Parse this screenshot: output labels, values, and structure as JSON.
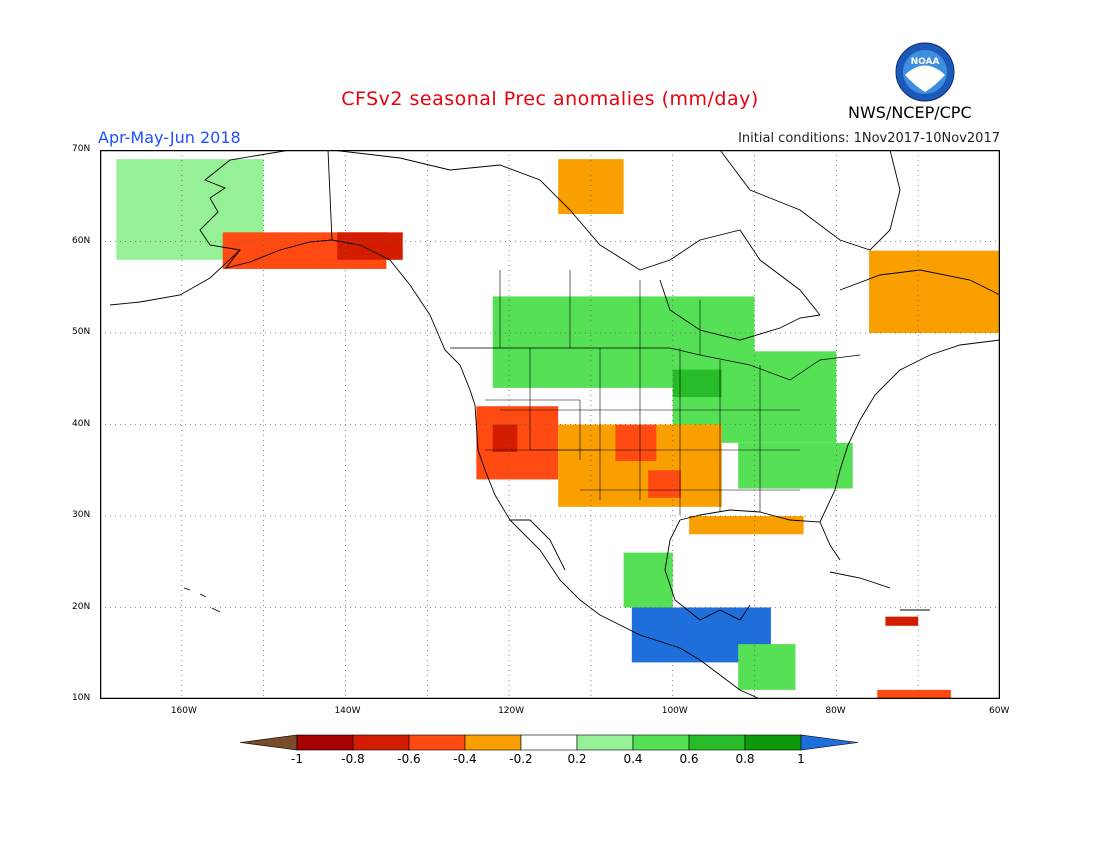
{
  "header": {
    "title": "CFSv2 seasonal Prec anomalies (mm/day)",
    "period": "Apr-May-Jun 2018",
    "initial_conditions": "Initial conditions: 1Nov2017-10Nov2017",
    "agency": "NWS/NCEP/CPC",
    "logo_text": "NOAA"
  },
  "map": {
    "lon_range": [
      -170,
      -60
    ],
    "lat_range": [
      10,
      70
    ],
    "lat_labels": [
      "70N",
      "60N",
      "50N",
      "40N",
      "30N",
      "20N",
      "10N"
    ],
    "lon_labels": [
      "160W",
      "140W",
      "120W",
      "100W",
      "80W",
      "60W"
    ],
    "grid": true
  },
  "colorbar": {
    "labels": [
      "-1",
      "-0.8",
      "-0.6",
      "-0.4",
      "-0.2",
      "0.2",
      "0.4",
      "0.6",
      "0.8",
      "1"
    ],
    "colors": {
      "below_-1": "#7a4a2a",
      "-1_-0.8": "#a80000",
      "-0.8_-0.6": "#d41c00",
      "-0.6_-0.4": "#ff4a12",
      "-0.4_-0.2": "#f9a000",
      "-0.2_0.2": "#ffffff",
      "0.2_0.4": "#96f096",
      "0.4_0.6": "#55e055",
      "0.6_0.8": "#28bb28",
      "0.8_1": "#0a9a0a",
      "above_1": "#1e6edc"
    }
  },
  "anomaly_regions": [
    {
      "id": "alaska-wet",
      "value": 0.3,
      "lon_range": [
        -168,
        -150
      ],
      "lat_range": [
        58,
        69
      ]
    },
    {
      "id": "alaska-coast-dry",
      "value": -0.5,
      "lon_range": [
        -155,
        -135
      ],
      "lat_range": [
        57,
        61
      ]
    },
    {
      "id": "gulf-alaska-dry",
      "value": -0.7,
      "lon_range": [
        -141,
        -133
      ],
      "lat_range": [
        58,
        61
      ]
    },
    {
      "id": "canada-arctic-dry",
      "value": -0.3,
      "lon_range": [
        -114,
        -106
      ],
      "lat_range": [
        63,
        69
      ]
    },
    {
      "id": "canada-prairie-wet",
      "value": 0.4,
      "lon_range": [
        -122,
        -90
      ],
      "lat_range": [
        44,
        54
      ]
    },
    {
      "id": "great-lakes-wet",
      "value": 0.5,
      "lon_range": [
        -100,
        -80
      ],
      "lat_range": [
        38,
        48
      ]
    },
    {
      "id": "northern-plains-wet",
      "value": 0.7,
      "lon_range": [
        -100,
        -94
      ],
      "lat_range": [
        43,
        46
      ]
    },
    {
      "id": "southeast-wet",
      "value": 0.4,
      "lon_range": [
        -92,
        -78
      ],
      "lat_range": [
        33,
        38
      ]
    },
    {
      "id": "quebec-dry",
      "value": -0.3,
      "lon_range": [
        -76,
        -60
      ],
      "lat_range": [
        50,
        59
      ]
    },
    {
      "id": "california-dry",
      "value": -0.5,
      "lon_range": [
        -124,
        -114
      ],
      "lat_range": [
        34,
        42
      ]
    },
    {
      "id": "nevada-core-dry",
      "value": -0.7,
      "lon_range": [
        -122,
        -119
      ],
      "lat_range": [
        37,
        40
      ]
    },
    {
      "id": "southwest-dry",
      "value": -0.3,
      "lon_range": [
        -114,
        -94
      ],
      "lat_range": [
        31,
        40
      ]
    },
    {
      "id": "colorado-dry",
      "value": -0.5,
      "lon_range": [
        -107,
        -102
      ],
      "lat_range": [
        36,
        40
      ]
    },
    {
      "id": "texas-dry",
      "value": -0.5,
      "lon_range": [
        -103,
        -99
      ],
      "lat_range": [
        32,
        35
      ]
    },
    {
      "id": "gulf-coast-dry",
      "value": -0.3,
      "lon_range": [
        -98,
        -84
      ],
      "lat_range": [
        28,
        30
      ]
    },
    {
      "id": "mexico-wet",
      "value": 0.5,
      "lon_range": [
        -106,
        -100
      ],
      "lat_range": [
        20,
        26
      ]
    },
    {
      "id": "southern-mexico-very-wet",
      "value": 1.2,
      "lon_range": [
        -105,
        -88
      ],
      "lat_range": [
        14,
        20
      ]
    },
    {
      "id": "central-america-wet",
      "value": 0.4,
      "lon_range": [
        -92,
        -85
      ],
      "lat_range": [
        11,
        16
      ]
    },
    {
      "id": "hispaniola-dry",
      "value": -0.7,
      "lon_range": [
        -74,
        -70
      ],
      "lat_range": [
        18,
        19
      ]
    },
    {
      "id": "venezuela-dry",
      "value": -0.5,
      "lon_range": [
        -75,
        -66
      ],
      "lat_range": [
        10,
        11
      ]
    }
  ]
}
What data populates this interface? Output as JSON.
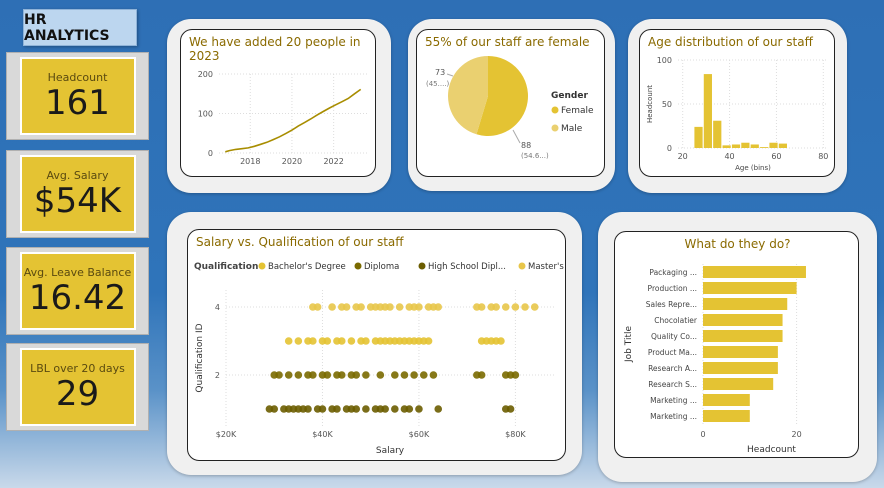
{
  "header": {
    "title": "HR ANALYTICS"
  },
  "kpis": [
    {
      "label": "Headcount",
      "value": "161"
    },
    {
      "label": "Avg. Salary",
      "value": "$54K"
    },
    {
      "label": "Avg. Leave Balance",
      "value": "16.42"
    },
    {
      "label": "LBL over 20 days",
      "value": "29"
    }
  ],
  "colors": {
    "gold": "#e4c333",
    "olive": "#7a6a00",
    "darkgold": "#a88d00",
    "title": "#8a6a00"
  },
  "chart_data": [
    {
      "type": "line",
      "title": "We have added 20 people in 2023",
      "xticks": [
        "2018",
        "2020",
        "2022"
      ],
      "yticks": [
        "0",
        "100",
        "200"
      ],
      "ylim": [
        0,
        200
      ],
      "xlim": [
        2016.5,
        2023.6
      ],
      "x": [
        2016.8,
        2017.0,
        2017.3,
        2017.6,
        2017.9,
        2018.2,
        2018.5,
        2018.8,
        2019.1,
        2019.4,
        2019.7,
        2020.0,
        2020.3,
        2020.6,
        2020.9,
        2021.2,
        2021.5,
        2021.8,
        2022.1,
        2022.4,
        2022.7,
        2023.0,
        2023.3
      ],
      "y": [
        3,
        6,
        9,
        11,
        13,
        17,
        22,
        27,
        34,
        41,
        49,
        58,
        68,
        77,
        86,
        96,
        105,
        114,
        122,
        130,
        138,
        150,
        161
      ]
    },
    {
      "type": "pie",
      "title": "55% of our staff are female",
      "legend_title": "Gender",
      "slices": [
        {
          "name": "Female",
          "value": 88,
          "label": "88",
          "pct": "(54.6...)"
        },
        {
          "name": "Male",
          "value": 73,
          "label": "73",
          "pct": "(45....)"
        }
      ]
    },
    {
      "type": "bar",
      "title": "Age distribution of our staff",
      "xlabel": "Age (bins)",
      "ylabel": "Headcount",
      "xticks": [
        "20",
        "40",
        "60",
        "80"
      ],
      "yticks": [
        "0",
        "50",
        "100"
      ],
      "xlim": [
        18,
        82
      ],
      "ylim": [
        0,
        100
      ],
      "bins": [
        {
          "x0": 25,
          "x1": 28.5,
          "value": 24
        },
        {
          "x0": 29,
          "x1": 32.5,
          "value": 84
        },
        {
          "x0": 33,
          "x1": 36.5,
          "value": 31
        },
        {
          "x0": 37,
          "x1": 40.5,
          "value": 3
        },
        {
          "x0": 41,
          "x1": 44.5,
          "value": 4
        },
        {
          "x0": 45,
          "x1": 48.5,
          "value": 6
        },
        {
          "x0": 49,
          "x1": 52.5,
          "value": 4
        },
        {
          "x0": 53,
          "x1": 56.5,
          "value": 1
        },
        {
          "x0": 57,
          "x1": 60.5,
          "value": 6
        },
        {
          "x0": 61,
          "x1": 64.5,
          "value": 5
        }
      ]
    },
    {
      "type": "scatter",
      "title": "Salary vs. Qualification of our staff",
      "legend_title": "Qualification",
      "xlabel": "Salary",
      "ylabel": "Qualification ID",
      "xticks": [
        "$20K",
        "$40K",
        "$60K",
        "$80K"
      ],
      "xtick_values": [
        20,
        40,
        60,
        80
      ],
      "yticks": [
        "2",
        "4"
      ],
      "ytick_values": [
        2,
        4
      ],
      "xlim": [
        20,
        88
      ],
      "ylim": [
        0.5,
        4.5
      ],
      "series": [
        {
          "name": "Bachelor's Degree",
          "y": 3,
          "x": [
            33,
            35,
            37,
            38,
            40,
            41,
            43,
            44,
            46,
            48,
            49,
            51,
            52,
            53,
            54,
            55,
            56,
            57,
            58,
            59,
            60,
            61,
            62,
            73,
            74,
            75,
            76,
            77
          ]
        },
        {
          "name": "Diploma",
          "y": 2,
          "x": [
            30,
            31,
            33,
            35,
            37,
            38,
            40,
            41,
            43,
            44,
            46,
            47,
            49,
            52,
            55,
            57,
            59,
            61,
            63,
            72,
            73,
            78,
            79,
            80
          ]
        },
        {
          "name": "High School Dipl...",
          "y": 1,
          "x": [
            29,
            30,
            32,
            33,
            34,
            35,
            36,
            37,
            39,
            40,
            42,
            43,
            45,
            46,
            47,
            49,
            51,
            52,
            53,
            55,
            57,
            58,
            60,
            64,
            78,
            79
          ]
        },
        {
          "name": "Master's Degr...",
          "y": 4,
          "x": [
            38,
            39,
            42,
            44,
            45,
            47,
            48,
            50,
            51,
            52,
            53,
            54,
            56,
            58,
            59,
            60,
            62,
            63,
            64,
            72,
            73,
            75,
            76,
            78,
            80,
            82,
            84
          ]
        }
      ]
    },
    {
      "type": "bar",
      "orientation": "horizontal",
      "title": "What do they do?",
      "xlabel": "Headcount",
      "ylabel": "Job Title",
      "xticks": [
        "0",
        "20"
      ],
      "xlim": [
        0,
        25
      ],
      "categories": [
        "Packaging ...",
        "Production ...",
        "Sales Repre...",
        "Chocolatier",
        "Quality Co...",
        "Product Ma...",
        "Research A...",
        "Research S...",
        "Marketing ...",
        "Marketing ..."
      ],
      "values": [
        22,
        20,
        18,
        17,
        17,
        16,
        16,
        15,
        10,
        10
      ]
    }
  ]
}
+ + + + +
→ **Exercise task**:
Where a line in the material contains "canada", copy that line.

→ **Solution for this exercise**:
      "id": "canada-arctic-dry",
      "id": "canada-prairie-wet",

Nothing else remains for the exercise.